[Layout element annotations]
------------------------------------

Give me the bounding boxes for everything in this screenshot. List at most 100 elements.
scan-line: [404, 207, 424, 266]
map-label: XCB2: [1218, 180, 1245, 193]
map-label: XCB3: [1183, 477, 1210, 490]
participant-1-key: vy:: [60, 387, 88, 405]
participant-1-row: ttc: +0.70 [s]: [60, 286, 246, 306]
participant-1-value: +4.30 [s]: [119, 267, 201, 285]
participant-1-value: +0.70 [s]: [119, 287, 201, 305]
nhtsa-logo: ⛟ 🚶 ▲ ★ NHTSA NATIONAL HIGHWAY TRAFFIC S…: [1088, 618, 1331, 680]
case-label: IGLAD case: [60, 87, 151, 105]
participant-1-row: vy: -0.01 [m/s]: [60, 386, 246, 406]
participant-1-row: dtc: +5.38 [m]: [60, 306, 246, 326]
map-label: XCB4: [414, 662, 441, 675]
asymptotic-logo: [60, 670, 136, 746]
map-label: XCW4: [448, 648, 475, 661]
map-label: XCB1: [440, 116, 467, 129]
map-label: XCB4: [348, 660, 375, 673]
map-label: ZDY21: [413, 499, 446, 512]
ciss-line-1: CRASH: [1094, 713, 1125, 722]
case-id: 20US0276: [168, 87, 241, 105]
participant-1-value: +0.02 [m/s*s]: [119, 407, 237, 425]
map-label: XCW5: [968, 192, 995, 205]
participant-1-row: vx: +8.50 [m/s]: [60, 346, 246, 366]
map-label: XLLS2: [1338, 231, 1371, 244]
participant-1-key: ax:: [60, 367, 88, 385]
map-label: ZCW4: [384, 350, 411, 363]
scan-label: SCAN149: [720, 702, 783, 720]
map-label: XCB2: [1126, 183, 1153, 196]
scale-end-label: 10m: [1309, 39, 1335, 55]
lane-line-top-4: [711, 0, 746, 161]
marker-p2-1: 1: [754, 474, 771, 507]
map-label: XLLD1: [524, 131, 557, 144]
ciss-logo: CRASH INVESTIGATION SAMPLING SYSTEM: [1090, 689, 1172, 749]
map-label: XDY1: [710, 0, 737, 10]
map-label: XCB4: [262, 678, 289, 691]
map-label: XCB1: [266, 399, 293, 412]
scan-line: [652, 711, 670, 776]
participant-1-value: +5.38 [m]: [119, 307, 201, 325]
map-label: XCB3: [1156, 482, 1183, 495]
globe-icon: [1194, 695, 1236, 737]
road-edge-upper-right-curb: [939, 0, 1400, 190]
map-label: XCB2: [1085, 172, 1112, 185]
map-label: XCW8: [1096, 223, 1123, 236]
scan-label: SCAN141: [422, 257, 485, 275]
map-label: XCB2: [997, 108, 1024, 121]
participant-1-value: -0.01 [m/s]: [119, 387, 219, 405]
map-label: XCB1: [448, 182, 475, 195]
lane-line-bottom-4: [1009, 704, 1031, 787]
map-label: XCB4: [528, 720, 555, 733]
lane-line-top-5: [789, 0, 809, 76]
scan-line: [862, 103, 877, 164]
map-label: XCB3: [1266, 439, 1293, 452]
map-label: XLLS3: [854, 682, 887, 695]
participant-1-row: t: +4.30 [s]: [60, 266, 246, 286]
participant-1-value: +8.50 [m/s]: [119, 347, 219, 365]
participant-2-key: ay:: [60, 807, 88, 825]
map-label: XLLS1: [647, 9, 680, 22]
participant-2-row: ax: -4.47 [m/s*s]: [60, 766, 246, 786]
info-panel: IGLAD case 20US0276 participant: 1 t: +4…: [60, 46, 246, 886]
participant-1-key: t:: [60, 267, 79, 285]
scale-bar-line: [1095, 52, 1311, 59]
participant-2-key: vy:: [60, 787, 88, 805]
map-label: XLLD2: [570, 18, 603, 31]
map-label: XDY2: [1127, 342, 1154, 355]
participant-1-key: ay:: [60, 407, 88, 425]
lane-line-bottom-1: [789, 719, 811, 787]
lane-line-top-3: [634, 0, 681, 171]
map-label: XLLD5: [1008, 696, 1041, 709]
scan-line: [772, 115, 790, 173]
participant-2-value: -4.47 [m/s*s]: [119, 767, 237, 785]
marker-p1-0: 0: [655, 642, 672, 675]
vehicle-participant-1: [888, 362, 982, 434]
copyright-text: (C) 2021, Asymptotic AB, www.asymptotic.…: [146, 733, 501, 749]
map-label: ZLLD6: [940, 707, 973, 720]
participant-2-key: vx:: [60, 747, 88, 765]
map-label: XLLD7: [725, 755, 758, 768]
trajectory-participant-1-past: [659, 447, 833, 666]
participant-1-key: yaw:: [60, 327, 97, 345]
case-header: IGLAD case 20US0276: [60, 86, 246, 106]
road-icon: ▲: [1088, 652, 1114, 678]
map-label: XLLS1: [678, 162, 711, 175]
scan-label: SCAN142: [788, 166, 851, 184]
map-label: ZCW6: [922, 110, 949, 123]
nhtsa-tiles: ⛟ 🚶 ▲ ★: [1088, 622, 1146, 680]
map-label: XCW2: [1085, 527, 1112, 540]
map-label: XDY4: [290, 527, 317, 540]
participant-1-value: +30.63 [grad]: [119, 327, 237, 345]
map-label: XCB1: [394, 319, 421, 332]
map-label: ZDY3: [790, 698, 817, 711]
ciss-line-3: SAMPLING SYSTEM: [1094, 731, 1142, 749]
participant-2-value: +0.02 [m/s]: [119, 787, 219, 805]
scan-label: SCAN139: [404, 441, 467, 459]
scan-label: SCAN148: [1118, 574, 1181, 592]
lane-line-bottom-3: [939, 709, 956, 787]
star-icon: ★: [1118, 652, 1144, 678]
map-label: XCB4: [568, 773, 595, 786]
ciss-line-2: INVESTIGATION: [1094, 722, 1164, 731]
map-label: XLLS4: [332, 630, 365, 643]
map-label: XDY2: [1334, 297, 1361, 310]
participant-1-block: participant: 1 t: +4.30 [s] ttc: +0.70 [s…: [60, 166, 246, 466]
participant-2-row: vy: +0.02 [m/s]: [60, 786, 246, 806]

------------------------------------

• [WHAT YOU HAVE TO DO]:
Echo back all of the lines above word for word.

• [TASK SOLUTION]:
Give me the bounding boxes for everything in this screenshot. List at most 100 elements.
scan-line: [404, 207, 424, 266]
map-label: XCB2: [1218, 180, 1245, 193]
map-label: XCB3: [1183, 477, 1210, 490]
participant-1-key: vy:: [60, 387, 88, 405]
participant-1-row: ttc: +0.70 [s]: [60, 286, 246, 306]
participant-1-value: +4.30 [s]: [119, 267, 201, 285]
participant-1-value: +0.70 [s]: [119, 287, 201, 305]
nhtsa-logo: ⛟ 🚶 ▲ ★ NHTSA NATIONAL HIGHWAY TRAFFIC S…: [1088, 618, 1331, 680]
case-label: IGLAD case: [60, 87, 151, 105]
participant-1-row: vy: -0.01 [m/s]: [60, 386, 246, 406]
participant-1-row: dtc: +5.38 [m]: [60, 306, 246, 326]
map-label: XCB4: [414, 662, 441, 675]
asymptotic-logo: [60, 670, 136, 746]
map-label: XCW4: [448, 648, 475, 661]
map-label: XCB1: [440, 116, 467, 129]
map-label: XCB4: [348, 660, 375, 673]
map-label: ZDY21: [413, 499, 446, 512]
ciss-line-1: CRASH: [1094, 713, 1125, 722]
case-id: 20US0276: [168, 87, 241, 105]
participant-1-value: +0.02 [m/s*s]: [119, 407, 237, 425]
map-label: XCW5: [968, 192, 995, 205]
participant-1-row: vx: +8.50 [m/s]: [60, 346, 246, 366]
map-label: XLLS2: [1338, 231, 1371, 244]
participant-1-key: ax:: [60, 367, 88, 385]
map-label: ZCW4: [384, 350, 411, 363]
scan-label: SCAN149: [720, 702, 783, 720]
map-label: XCB2: [1126, 183, 1153, 196]
scale-end-label: 10m: [1309, 39, 1335, 55]
lane-line-top-4: [711, 0, 746, 161]
marker-p2-1: 1: [754, 474, 771, 507]
map-label: XLLD1: [524, 131, 557, 144]
ciss-logo: CRASH INVESTIGATION SAMPLING SYSTEM: [1090, 689, 1172, 749]
map-label: XDY1: [710, 0, 737, 10]
map-label: XCB4: [262, 678, 289, 691]
map-label: XCB1: [266, 399, 293, 412]
scan-line: [652, 711, 670, 776]
participant-1-value: +5.38 [m]: [119, 307, 201, 325]
map-label: XCB3: [1156, 482, 1183, 495]
globe-icon: [1194, 695, 1236, 737]
road-edge-upper-right-curb: [939, 0, 1400, 190]
map-label: XCB2: [1085, 172, 1112, 185]
map-label: XCW8: [1096, 223, 1123, 236]
scan-label: SCAN141: [422, 257, 485, 275]
map-label: XCB2: [997, 108, 1024, 121]
participant-1-value: -0.01 [m/s]: [119, 387, 219, 405]
map-label: XCB1: [448, 182, 475, 195]
lane-line-bottom-4: [1009, 704, 1031, 787]
map-label: XCB4: [528, 720, 555, 733]
lane-line-top-5: [789, 0, 809, 76]
scan-line: [862, 103, 877, 164]
map-label: XCB3: [1266, 439, 1293, 452]
map-label: XLLS3: [854, 682, 887, 695]
participant-1-row: t: +4.30 [s]: [60, 266, 246, 286]
participant-1-value: +8.50 [m/s]: [119, 347, 219, 365]
participant-2-key: ay:: [60, 807, 88, 825]
map-label: XLLS1: [647, 9, 680, 22]
participant-2-row: ax: -4.47 [m/s*s]: [60, 766, 246, 786]
info-panel: IGLAD case 20US0276 participant: 1 t: +4…: [60, 46, 246, 886]
participant-1-key: t:: [60, 267, 79, 285]
scale-bar-line: [1095, 52, 1311, 59]
participant-2-key: vy:: [60, 787, 88, 805]
map-label: XLLD2: [570, 18, 603, 31]
map-label: XDY2: [1127, 342, 1154, 355]
participant-1-key: ay:: [60, 407, 88, 425]
lane-line-bottom-1: [789, 719, 811, 787]
lane-line-top-3: [634, 0, 681, 171]
map-label: XLLD5: [1008, 696, 1041, 709]
scan-line: [772, 115, 790, 173]
participant-2-value: -4.47 [m/s*s]: [119, 767, 237, 785]
marker-p1-0: 0: [655, 642, 672, 675]
vehicle-participant-1: [888, 362, 982, 434]
copyright-text: (C) 2021, Asymptotic AB, www.asymptotic.…: [146, 733, 501, 749]
map-label: ZLLD6: [940, 707, 973, 720]
participant-2-key: vx:: [60, 747, 88, 765]
map-label: XLLD7: [725, 755, 758, 768]
trajectory-participant-1-past: [659, 447, 833, 666]
participant-1-key: yaw:: [60, 327, 97, 345]
case-header: IGLAD case 20US0276: [60, 86, 246, 106]
road-icon: ▲: [1088, 652, 1114, 678]
map-label: XLLS1: [678, 162, 711, 175]
scan-label: SCAN142: [788, 166, 851, 184]
map-label: ZCW6: [922, 110, 949, 123]
nhtsa-tiles: ⛟ 🚶 ▲ ★: [1088, 622, 1146, 680]
map-label: XCW2: [1085, 527, 1112, 540]
map-label: XDY4: [290, 527, 317, 540]
participant-1-value: +30.63 [grad]: [119, 327, 237, 345]
map-label: XCB1: [394, 319, 421, 332]
map-label: ZDY3: [790, 698, 817, 711]
ciss-line-3: SAMPLING SYSTEM: [1094, 731, 1142, 749]
participant-2-value: +0.02 [m/s]: [119, 787, 219, 805]
scan-label: SCAN139: [404, 441, 467, 459]
scan-label: SCAN148: [1118, 574, 1181, 592]
lane-line-bottom-3: [939, 709, 956, 787]
star-icon: ★: [1118, 652, 1144, 678]
map-label: XCB4: [568, 773, 595, 786]
ciss-line-2: INVESTIGATION: [1094, 722, 1164, 731]
map-label: XLLS4: [332, 630, 365, 643]
map-label: XDY2: [1334, 297, 1361, 310]
participant-1-block: participant: 1 t: +4.30 [s] ttc: +0.70 [s…: [60, 166, 246, 466]
participant-2-row: vy: +0.02 [m/s]: [60, 786, 246, 806]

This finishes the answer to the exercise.